--- START Material for this exercise ---

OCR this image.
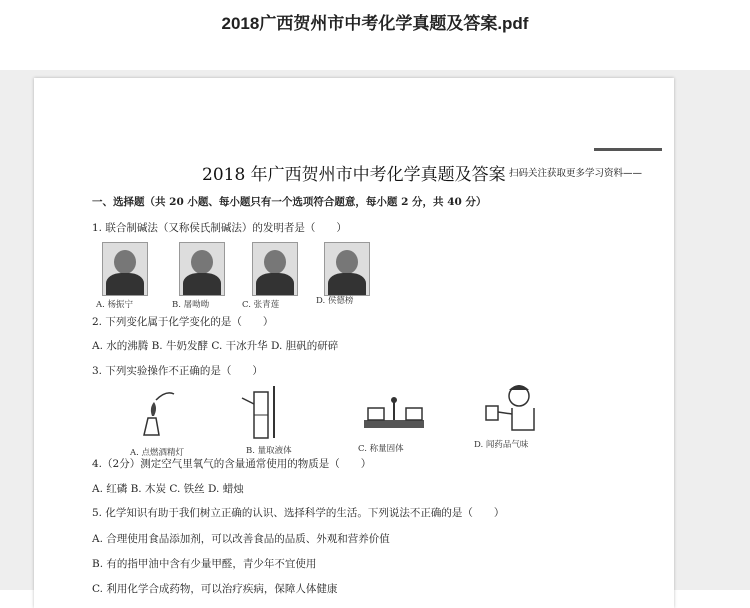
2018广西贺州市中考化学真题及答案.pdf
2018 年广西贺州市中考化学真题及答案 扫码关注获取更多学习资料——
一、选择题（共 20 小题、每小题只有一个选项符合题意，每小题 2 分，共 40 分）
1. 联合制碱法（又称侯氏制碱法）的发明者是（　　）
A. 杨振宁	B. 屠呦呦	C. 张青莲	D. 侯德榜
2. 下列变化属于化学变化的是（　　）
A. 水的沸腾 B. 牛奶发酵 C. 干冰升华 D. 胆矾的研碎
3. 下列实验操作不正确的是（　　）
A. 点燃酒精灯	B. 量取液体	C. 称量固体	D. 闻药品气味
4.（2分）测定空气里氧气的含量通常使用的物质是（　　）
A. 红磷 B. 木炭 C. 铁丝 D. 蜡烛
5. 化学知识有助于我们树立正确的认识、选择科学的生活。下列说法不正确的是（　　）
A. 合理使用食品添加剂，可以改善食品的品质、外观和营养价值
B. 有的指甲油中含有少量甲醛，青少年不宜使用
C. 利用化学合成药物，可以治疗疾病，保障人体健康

--- END Material for this exercise ---
--- START Material for this exercise ---

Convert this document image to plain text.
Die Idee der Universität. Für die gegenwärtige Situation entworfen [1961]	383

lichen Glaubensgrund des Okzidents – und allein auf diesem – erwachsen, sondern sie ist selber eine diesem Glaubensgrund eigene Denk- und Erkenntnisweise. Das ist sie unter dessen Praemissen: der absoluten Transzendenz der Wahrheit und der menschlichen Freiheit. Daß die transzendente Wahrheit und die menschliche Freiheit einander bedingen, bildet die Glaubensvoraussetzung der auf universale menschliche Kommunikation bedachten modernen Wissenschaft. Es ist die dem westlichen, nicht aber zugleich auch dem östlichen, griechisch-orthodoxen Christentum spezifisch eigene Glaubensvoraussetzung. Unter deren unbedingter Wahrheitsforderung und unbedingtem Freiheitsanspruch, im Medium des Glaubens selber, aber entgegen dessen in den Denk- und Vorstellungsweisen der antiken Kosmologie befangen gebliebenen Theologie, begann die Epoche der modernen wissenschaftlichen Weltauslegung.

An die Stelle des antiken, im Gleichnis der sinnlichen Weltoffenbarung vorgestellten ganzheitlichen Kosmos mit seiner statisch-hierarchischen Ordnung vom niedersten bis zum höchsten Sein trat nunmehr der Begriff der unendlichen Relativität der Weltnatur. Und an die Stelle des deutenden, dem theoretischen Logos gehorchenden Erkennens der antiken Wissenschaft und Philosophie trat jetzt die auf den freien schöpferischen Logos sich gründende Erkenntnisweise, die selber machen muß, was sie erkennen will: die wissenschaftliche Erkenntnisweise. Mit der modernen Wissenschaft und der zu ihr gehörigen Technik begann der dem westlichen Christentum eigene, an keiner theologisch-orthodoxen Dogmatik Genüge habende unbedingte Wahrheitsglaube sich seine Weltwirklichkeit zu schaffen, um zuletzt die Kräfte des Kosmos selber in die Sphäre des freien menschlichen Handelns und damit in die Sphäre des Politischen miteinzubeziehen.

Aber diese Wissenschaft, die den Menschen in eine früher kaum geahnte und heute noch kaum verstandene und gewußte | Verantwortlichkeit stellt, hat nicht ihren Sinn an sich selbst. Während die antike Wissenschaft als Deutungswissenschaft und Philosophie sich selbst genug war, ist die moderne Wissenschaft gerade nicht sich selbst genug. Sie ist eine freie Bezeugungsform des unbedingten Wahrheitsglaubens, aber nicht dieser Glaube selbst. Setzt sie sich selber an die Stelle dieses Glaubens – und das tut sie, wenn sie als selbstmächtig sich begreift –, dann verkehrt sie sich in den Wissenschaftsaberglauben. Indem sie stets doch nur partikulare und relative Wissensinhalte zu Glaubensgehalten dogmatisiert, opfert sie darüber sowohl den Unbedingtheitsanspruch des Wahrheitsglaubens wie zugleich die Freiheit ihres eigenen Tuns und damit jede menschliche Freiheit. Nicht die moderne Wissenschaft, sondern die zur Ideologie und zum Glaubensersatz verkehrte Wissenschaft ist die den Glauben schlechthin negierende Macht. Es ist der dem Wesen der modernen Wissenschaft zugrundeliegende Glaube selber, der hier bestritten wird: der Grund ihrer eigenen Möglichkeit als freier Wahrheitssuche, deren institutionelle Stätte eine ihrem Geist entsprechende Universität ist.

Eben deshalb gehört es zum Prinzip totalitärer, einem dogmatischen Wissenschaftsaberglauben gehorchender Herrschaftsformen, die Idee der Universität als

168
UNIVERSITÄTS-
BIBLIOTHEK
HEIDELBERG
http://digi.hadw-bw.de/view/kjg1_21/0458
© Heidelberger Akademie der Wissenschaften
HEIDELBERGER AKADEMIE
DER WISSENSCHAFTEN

--- END Material for this exercise ---

Given instruction: Only lines with the word "Idee" are wanted, so copy each one from the records.

Exercise answer:
Die Idee der Universität. Für die gegenwärtige Situation entworfen [1961]	383
Eben deshalb gehört es zum Prinzip totalitärer, einem dogmatischen Wissenschaftsaberglauben gehorchender Herrschaftsformen, die Idee der Universität als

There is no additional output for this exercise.